## Start Listed entries
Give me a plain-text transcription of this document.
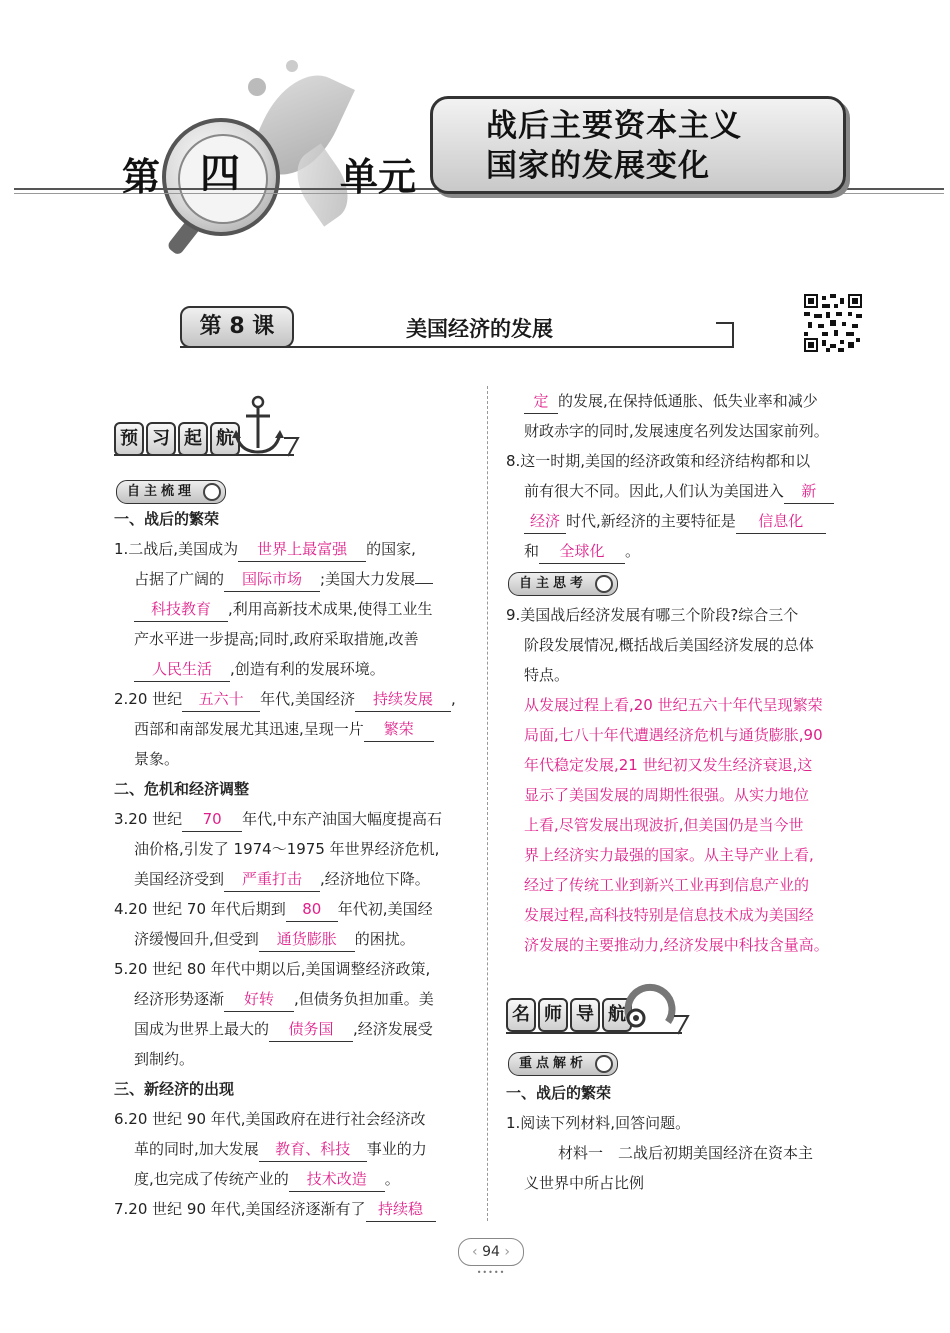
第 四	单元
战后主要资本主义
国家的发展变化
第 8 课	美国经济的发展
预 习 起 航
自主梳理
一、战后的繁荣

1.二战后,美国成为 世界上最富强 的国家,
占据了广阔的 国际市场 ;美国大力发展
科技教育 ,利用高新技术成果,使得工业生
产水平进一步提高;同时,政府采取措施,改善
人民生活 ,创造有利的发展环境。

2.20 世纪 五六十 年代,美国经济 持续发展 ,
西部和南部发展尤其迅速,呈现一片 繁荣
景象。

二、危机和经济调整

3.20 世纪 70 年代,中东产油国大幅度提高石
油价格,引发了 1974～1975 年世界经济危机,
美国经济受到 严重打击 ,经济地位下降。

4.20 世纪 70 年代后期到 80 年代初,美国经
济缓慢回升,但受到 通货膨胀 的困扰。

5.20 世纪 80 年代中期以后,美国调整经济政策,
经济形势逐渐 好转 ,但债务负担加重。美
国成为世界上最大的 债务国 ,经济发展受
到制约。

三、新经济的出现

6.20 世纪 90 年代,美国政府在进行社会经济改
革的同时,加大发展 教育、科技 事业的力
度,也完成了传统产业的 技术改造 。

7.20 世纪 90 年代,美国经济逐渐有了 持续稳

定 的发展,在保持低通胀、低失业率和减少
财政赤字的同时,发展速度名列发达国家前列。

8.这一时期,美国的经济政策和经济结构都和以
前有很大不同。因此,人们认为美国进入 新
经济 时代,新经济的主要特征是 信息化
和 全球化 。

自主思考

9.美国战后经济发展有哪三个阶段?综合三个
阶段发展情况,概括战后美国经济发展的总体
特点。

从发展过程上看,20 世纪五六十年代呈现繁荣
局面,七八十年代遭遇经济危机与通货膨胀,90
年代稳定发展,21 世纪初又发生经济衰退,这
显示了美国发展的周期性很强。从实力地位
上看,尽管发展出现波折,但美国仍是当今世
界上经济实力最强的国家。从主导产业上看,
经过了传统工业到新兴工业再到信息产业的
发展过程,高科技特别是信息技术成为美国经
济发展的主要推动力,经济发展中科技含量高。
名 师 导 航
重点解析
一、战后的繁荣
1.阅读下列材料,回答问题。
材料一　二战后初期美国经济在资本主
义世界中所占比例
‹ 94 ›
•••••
## End Listed entries
Write out the whole listing exactly, and drop the pictures.

Output:
Give me a plain-text transcription of this document.
第 四	单元
战后主要资本主义
国家的发展变化
第 8 课	美国经济的发展
预 习 起 航
自主梳理
一、战后的繁荣

1.二战后,美国成为 世界上最富强 的国家,
占据了广阔的 国际市场 ;美国大力发展
科技教育 ,利用高新技术成果,使得工业生
产水平进一步提高;同时,政府采取措施,改善
人民生活 ,创造有利的发展环境。

2.20 世纪 五六十 年代,美国经济 持续发展 ,
西部和南部发展尤其迅速,呈现一片 繁荣
景象。

二、危机和经济调整

3.20 世纪 70 年代,中东产油国大幅度提高石
油价格,引发了 1974～1975 年世界经济危机,
美国经济受到 严重打击 ,经济地位下降。

4.20 世纪 70 年代后期到 80 年代初,美国经
济缓慢回升,但受到 通货膨胀 的困扰。

5.20 世纪 80 年代中期以后,美国调整经济政策,
经济形势逐渐 好转 ,但债务负担加重。美
国成为世界上最大的 债务国 ,经济发展受
到制约。

三、新经济的出现

6.20 世纪 90 年代,美国政府在进行社会经济改
革的同时,加大发展 教育、科技 事业的力
度,也完成了传统产业的 技术改造 。

7.20 世纪 90 年代,美国经济逐渐有了 持续稳

定 的发展,在保持低通胀、低失业率和减少
财政赤字的同时,发展速度名列发达国家前列。

8.这一时期,美国的经济政策和经济结构都和以
前有很大不同。因此,人们认为美国进入 新
经济 时代,新经济的主要特征是 信息化
和 全球化 。

自主思考

9.美国战后经济发展有哪三个阶段?综合三个
阶段发展情况,概括战后美国经济发展的总体
特点。

从发展过程上看,20 世纪五六十年代呈现繁荣
局面,七八十年代遭遇经济危机与通货膨胀,90
年代稳定发展,21 世纪初又发生经济衰退,这
显示了美国发展的周期性很强。从实力地位
上看,尽管发展出现波折,但美国仍是当今世
界上经济实力最强的国家。从主导产业上看,
经过了传统工业到新兴工业再到信息产业的
发展过程,高科技特别是信息技术成为美国经
济发展的主要推动力,经济发展中科技含量高。
名 师 导 航
重点解析
一、战后的繁荣
1.阅读下列材料,回答问题。
材料一　二战后初期美国经济在资本主
义世界中所占比例
‹ 94 ›
•••••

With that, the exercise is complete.